▸ PROBLEM TO SOLVE
Reproduce all of the listing below without alteration.

----- EXERCISE INPUTS -----

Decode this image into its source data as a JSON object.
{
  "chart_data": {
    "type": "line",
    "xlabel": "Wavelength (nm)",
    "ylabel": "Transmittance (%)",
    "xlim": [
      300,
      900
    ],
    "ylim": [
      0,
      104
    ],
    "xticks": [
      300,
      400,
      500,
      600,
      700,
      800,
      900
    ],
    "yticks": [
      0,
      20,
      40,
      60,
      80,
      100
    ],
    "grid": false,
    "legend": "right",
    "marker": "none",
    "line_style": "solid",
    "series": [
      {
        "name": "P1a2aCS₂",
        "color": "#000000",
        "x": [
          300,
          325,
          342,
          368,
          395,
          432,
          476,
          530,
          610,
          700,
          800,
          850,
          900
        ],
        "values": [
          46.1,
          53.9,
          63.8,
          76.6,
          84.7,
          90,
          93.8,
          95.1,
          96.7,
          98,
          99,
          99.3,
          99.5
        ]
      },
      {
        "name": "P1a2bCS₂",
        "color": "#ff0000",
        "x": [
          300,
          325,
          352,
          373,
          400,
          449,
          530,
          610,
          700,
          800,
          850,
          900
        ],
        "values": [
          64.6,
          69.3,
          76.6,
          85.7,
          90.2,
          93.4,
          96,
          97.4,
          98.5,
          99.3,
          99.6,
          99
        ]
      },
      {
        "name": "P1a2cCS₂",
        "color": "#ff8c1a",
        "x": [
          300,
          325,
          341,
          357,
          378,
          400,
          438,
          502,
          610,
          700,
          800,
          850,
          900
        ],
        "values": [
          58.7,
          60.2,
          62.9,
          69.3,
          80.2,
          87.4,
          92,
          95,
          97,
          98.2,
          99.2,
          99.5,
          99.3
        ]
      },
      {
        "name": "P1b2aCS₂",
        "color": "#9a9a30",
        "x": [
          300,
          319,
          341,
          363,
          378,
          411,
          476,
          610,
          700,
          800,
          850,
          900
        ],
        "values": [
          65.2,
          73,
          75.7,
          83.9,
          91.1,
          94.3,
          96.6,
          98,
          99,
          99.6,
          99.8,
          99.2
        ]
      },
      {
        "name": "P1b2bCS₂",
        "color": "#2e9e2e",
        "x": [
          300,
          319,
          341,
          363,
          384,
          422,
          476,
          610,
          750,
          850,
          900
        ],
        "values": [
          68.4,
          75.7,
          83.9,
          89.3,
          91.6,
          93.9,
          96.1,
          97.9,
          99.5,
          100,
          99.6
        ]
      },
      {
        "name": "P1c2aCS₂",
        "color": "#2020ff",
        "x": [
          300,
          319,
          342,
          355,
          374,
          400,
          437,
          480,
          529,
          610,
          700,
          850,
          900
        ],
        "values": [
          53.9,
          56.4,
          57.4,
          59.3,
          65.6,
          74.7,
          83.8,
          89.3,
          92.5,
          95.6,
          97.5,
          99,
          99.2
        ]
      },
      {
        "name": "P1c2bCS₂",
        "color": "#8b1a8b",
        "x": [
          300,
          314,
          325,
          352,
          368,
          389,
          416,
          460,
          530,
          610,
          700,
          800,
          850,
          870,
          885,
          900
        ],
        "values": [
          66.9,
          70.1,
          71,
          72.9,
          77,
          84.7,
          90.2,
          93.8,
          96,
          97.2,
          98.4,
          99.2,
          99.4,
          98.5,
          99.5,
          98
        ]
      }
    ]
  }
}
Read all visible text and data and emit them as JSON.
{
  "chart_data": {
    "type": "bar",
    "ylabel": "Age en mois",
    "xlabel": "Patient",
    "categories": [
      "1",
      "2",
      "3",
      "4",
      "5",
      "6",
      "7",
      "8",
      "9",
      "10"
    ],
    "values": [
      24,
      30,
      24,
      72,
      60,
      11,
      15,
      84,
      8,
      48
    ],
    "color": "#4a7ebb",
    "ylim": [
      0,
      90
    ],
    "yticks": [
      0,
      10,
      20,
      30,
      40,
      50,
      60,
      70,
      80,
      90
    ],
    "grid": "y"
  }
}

-----

▸ FULL ANSWER
Decode this image into its source data as a JSON object.
{
  "chart_data": {
    "type": "line",
    "xlabel": "Wavelength (nm)",
    "ylabel": "Transmittance (%)",
    "xlim": [
      300,
      900
    ],
    "ylim": [
      0,
      104
    ],
    "xticks": [
      300,
      400,
      500,
      600,
      700,
      800,
      900
    ],
    "yticks": [
      0,
      20,
      40,
      60,
      80,
      100
    ],
    "grid": false,
    "legend": "right",
    "marker": "none",
    "line_style": "solid",
    "series": [
      {
        "name": "P1a2aCS₂",
        "color": "#000000",
        "x": [
          300,
          325,
          342,
          368,
          395,
          432,
          476,
          530,
          610,
          700,
          800,
          850,
          900
        ],
        "values": [
          46.1,
          53.9,
          63.8,
          76.6,
          84.7,
          90,
          93.8,
          95.1,
          96.7,
          98,
          99,
          99.3,
          99.5
        ]
      },
      {
        "name": "P1a2bCS₂",
        "color": "#ff0000",
        "x": [
          300,
          325,
          352,
          373,
          400,
          449,
          530,
          610,
          700,
          800,
          850,
          900
        ],
        "values": [
          64.6,
          69.3,
          76.6,
          85.7,
          90.2,
          93.4,
          96,
          97.4,
          98.5,
          99.3,
          99.6,
          99
        ]
      },
      {
        "name": "P1a2cCS₂",
        "color": "#ff8c1a",
        "x": [
          300,
          325,
          341,
          357,
          378,
          400,
          438,
          502,
          610,
          700,
          800,
          850,
          900
        ],
        "values": [
          58.7,
          60.2,
          62.9,
          69.3,
          80.2,
          87.4,
          92,
          95,
          97,
          98.2,
          99.2,
          99.5,
          99.3
        ]
      },
      {
        "name": "P1b2aCS₂",
        "color": "#9a9a30",
        "x": [
          300,
          319,
          341,
          363,
          378,
          411,
          476,
          610,
          700,
          800,
          850,
          900
        ],
        "values": [
          65.2,
          73,
          75.7,
          83.9,
          91.1,
          94.3,
          96.6,
          98,
          99,
          99.6,
          99.8,
          99.2
        ]
      },
      {
        "name": "P1b2bCS₂",
        "color": "#2e9e2e",
        "x": [
          300,
          319,
          341,
          363,
          384,
          422,
          476,
          610,
          750,
          850,
          900
        ],
        "values": [
          68.4,
          75.7,
          83.9,
          89.3,
          91.6,
          93.9,
          96.1,
          97.9,
          99.5,
          100,
          99.6
        ]
      },
      {
        "name": "P1c2aCS₂",
        "color": "#2020ff",
        "x": [
          300,
          319,
          342,
          355,
          374,
          400,
          437,
          480,
          529,
          610,
          700,
          850,
          900
        ],
        "values": [
          53.9,
          56.4,
          57.4,
          59.3,
          65.6,
          74.7,
          83.8,
          89.3,
          92.5,
          95.6,
          97.5,
          99,
          99.2
        ]
      },
      {
        "name": "P1c2bCS₂",
        "color": "#8b1a8b",
        "x": [
          300,
          314,
          325,
          352,
          368,
          389,
          416,
          460,
          530,
          610,
          700,
          800,
          850,
          870,
          885,
          900
        ],
        "values": [
          66.9,
          70.1,
          71,
          72.9,
          77,
          84.7,
          90.2,
          93.8,
          96,
          97.2,
          98.4,
          99.2,
          99.4,
          98.5,
          99.5,
          98
        ]
      }
    ]
  }
}
Read all visible text and data and emit them as JSON.
{
  "chart_data": {
    "type": "bar",
    "ylabel": "Age en mois",
    "xlabel": "Patient",
    "categories": [
      "1",
      "2",
      "3",
      "4",
      "5",
      "6",
      "7",
      "8",
      "9",
      "10"
    ],
    "values": [
      24,
      30,
      24,
      72,
      60,
      11,
      15,
      84,
      8,
      48
    ],
    "color": "#4a7ebb",
    "ylim": [
      0,
      90
    ],
    "yticks": [
      0,
      10,
      20,
      30,
      40,
      50,
      60,
      70,
      80,
      90
    ],
    "grid": "y"
  }
}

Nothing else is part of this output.